PROBLEM DESCRIPTION: Quote every line below exactly as it reads.
BEGIN DATASET ROWS
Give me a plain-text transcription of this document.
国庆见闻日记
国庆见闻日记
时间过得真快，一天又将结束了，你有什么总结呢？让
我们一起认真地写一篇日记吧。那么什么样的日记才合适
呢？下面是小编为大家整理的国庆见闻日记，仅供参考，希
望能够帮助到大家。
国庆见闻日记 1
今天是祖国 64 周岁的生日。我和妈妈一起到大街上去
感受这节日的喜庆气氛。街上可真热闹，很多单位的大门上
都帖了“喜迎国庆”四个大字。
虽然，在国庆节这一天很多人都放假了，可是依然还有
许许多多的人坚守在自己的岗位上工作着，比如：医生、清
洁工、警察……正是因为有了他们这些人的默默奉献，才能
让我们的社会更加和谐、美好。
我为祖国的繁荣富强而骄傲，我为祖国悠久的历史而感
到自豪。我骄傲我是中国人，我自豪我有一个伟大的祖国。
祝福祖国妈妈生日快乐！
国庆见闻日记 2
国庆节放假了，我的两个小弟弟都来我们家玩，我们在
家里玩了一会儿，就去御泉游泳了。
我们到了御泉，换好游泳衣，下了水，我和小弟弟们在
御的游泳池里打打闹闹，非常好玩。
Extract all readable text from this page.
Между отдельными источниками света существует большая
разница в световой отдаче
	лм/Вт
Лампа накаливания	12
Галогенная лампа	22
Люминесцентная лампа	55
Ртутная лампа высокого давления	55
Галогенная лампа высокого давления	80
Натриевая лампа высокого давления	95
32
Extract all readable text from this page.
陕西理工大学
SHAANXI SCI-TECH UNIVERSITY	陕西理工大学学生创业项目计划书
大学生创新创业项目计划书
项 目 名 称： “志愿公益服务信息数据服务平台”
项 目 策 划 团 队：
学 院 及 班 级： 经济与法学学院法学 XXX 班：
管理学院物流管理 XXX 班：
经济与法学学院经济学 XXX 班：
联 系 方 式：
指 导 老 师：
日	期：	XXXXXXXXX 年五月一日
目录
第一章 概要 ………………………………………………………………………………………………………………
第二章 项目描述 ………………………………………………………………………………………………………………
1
END DATASET ROWS
IN RESPONSE:
Give me a plain-text transcription of this document.
国庆见闻日记
国庆见闻日记
时间过得真快，一天又将结束了，你有什么总结呢？让
我们一起认真地写一篇日记吧。那么什么样的日记才合适
呢？下面是小编为大家整理的国庆见闻日记，仅供参考，希
望能够帮助到大家。
国庆见闻日记 1
今天是祖国 64 周岁的生日。我和妈妈一起到大街上去
感受这节日的喜庆气氛。街上可真热闹，很多单位的大门上
都帖了“喜迎国庆”四个大字。
虽然，在国庆节这一天很多人都放假了，可是依然还有
许许多多的人坚守在自己的岗位上工作着，比如：医生、清
洁工、警察……正是因为有了他们这些人的默默奉献，才能
让我们的社会更加和谐、美好。
我为祖国的繁荣富强而骄傲，我为祖国悠久的历史而感
到自豪。我骄傲我是中国人，我自豪我有一个伟大的祖国。
祝福祖国妈妈生日快乐！
国庆见闻日记 2
国庆节放假了，我的两个小弟弟都来我们家玩，我们在
家里玩了一会儿，就去御泉游泳了。
我们到了御泉，换好游泳衣，下了水，我和小弟弟们在
御的游泳池里打打闹闹，非常好玩。
Extract all readable text from this page.
Между отдельными источниками света существует большая
разница в световой отдаче
	лм/Вт
Лампа накаливания	12
Галогенная лампа	22
Люминесцентная лампа	55
Ртутная лампа высокого давления	55
Галогенная лампа высокого давления	80
Натриевая лампа высокого давления	95
32
Extract all readable text from this page.
陕西理工大学
SHAANXI SCI-TECH UNIVERSITY	陕西理工大学学生创业项目计划书
大学生创新创业项目计划书
项 目 名 称： “志愿公益服务信息数据服务平台”
项 目 策 划 团 队：
学 院 及 班 级： 经济与法学学院法学 XXX 班：
管理学院物流管理 XXX 班：
经济与法学学院经济学 XXX 班：
联 系 方 式：
指 导 老 师：
日	期：	XXXXXXXXX 年五月一日
目录
第一章 概要 ………………………………………………………………………………………………………………
第二章 项目描述 ………………………………………………………………………………………………………………
1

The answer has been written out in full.